**The input:**
###
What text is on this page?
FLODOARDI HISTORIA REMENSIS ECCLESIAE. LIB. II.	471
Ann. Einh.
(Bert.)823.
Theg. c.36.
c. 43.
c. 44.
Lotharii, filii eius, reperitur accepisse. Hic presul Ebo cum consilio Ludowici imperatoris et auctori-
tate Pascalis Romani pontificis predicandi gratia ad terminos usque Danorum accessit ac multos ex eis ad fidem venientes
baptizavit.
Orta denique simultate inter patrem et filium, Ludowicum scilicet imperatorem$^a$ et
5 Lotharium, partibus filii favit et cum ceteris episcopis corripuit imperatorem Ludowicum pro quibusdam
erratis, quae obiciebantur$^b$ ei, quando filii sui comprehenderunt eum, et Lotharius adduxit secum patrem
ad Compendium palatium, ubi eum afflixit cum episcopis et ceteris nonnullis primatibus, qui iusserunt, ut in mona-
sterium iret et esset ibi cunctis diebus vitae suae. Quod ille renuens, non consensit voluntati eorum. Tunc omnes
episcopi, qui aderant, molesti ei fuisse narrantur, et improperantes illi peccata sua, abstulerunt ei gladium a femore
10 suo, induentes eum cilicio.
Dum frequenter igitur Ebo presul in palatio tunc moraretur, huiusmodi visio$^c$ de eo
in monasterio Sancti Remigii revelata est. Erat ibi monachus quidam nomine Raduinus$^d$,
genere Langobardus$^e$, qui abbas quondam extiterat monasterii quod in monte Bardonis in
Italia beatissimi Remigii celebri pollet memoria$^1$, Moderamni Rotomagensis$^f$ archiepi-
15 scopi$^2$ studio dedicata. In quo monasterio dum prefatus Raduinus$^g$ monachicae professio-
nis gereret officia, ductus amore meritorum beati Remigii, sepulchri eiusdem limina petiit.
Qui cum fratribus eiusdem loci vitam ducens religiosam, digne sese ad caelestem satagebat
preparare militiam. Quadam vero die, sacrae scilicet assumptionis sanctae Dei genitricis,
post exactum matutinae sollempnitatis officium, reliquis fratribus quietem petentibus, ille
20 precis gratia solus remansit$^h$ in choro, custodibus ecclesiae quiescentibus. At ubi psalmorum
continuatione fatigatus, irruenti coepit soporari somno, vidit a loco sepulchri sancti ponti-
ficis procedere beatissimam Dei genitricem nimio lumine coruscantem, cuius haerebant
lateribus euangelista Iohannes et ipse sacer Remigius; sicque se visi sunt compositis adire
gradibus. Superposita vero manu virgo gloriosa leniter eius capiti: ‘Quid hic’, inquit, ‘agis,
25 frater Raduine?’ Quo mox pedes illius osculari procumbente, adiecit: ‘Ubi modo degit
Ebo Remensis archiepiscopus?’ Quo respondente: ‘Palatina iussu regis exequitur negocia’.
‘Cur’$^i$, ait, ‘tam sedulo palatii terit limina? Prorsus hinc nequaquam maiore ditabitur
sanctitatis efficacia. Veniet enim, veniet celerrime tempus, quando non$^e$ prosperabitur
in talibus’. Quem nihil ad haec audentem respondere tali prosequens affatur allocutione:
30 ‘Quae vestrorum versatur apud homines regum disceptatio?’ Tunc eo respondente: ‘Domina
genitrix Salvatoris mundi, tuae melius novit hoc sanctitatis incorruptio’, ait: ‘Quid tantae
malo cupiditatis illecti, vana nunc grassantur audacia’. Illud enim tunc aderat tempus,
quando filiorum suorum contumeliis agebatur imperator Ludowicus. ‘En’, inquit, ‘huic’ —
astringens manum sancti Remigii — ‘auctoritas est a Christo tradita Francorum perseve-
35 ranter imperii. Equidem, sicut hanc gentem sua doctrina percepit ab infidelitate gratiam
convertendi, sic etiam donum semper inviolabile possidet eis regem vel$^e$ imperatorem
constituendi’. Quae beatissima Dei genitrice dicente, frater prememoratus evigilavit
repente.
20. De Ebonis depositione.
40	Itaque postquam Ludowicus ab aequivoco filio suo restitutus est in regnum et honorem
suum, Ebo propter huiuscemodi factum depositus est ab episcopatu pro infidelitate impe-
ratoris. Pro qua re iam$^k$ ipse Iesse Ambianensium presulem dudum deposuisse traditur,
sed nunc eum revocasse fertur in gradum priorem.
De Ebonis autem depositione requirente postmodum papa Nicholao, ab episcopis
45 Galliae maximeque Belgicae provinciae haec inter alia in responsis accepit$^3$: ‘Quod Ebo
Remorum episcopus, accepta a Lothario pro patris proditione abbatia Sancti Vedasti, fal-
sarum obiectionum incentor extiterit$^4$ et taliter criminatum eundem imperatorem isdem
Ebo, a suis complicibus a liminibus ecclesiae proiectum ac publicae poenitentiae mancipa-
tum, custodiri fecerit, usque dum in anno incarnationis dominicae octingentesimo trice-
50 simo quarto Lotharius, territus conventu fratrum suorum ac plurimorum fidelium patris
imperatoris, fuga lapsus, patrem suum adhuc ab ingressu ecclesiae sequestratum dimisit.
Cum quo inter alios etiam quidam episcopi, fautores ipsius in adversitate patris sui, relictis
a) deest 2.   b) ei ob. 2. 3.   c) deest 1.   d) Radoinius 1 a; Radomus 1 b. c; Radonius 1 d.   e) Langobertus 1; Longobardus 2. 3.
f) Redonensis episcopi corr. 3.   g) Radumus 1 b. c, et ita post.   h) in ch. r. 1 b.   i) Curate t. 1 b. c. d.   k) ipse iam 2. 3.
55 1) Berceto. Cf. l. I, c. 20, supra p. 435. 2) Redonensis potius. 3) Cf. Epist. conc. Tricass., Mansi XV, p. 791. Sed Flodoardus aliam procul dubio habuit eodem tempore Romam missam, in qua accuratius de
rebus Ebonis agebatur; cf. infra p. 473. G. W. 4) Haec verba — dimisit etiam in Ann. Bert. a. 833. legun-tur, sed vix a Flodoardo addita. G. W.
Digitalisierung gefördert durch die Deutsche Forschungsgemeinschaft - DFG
###
**Exercise description:** Copy each line that contains the word "inter".

**Solved exercise:**
Orta denique simultate inter patrem et filium, Ludowicum scilicet imperatorem$^a$ et
45 Galliae maximeque Belgicae provinciae haec inter alia in responsis accepit$^3$: ‘Quod Ebo
Cum quo inter alios etiam quidam episcopi, fautores ipsius in adversitate patris sui, relictis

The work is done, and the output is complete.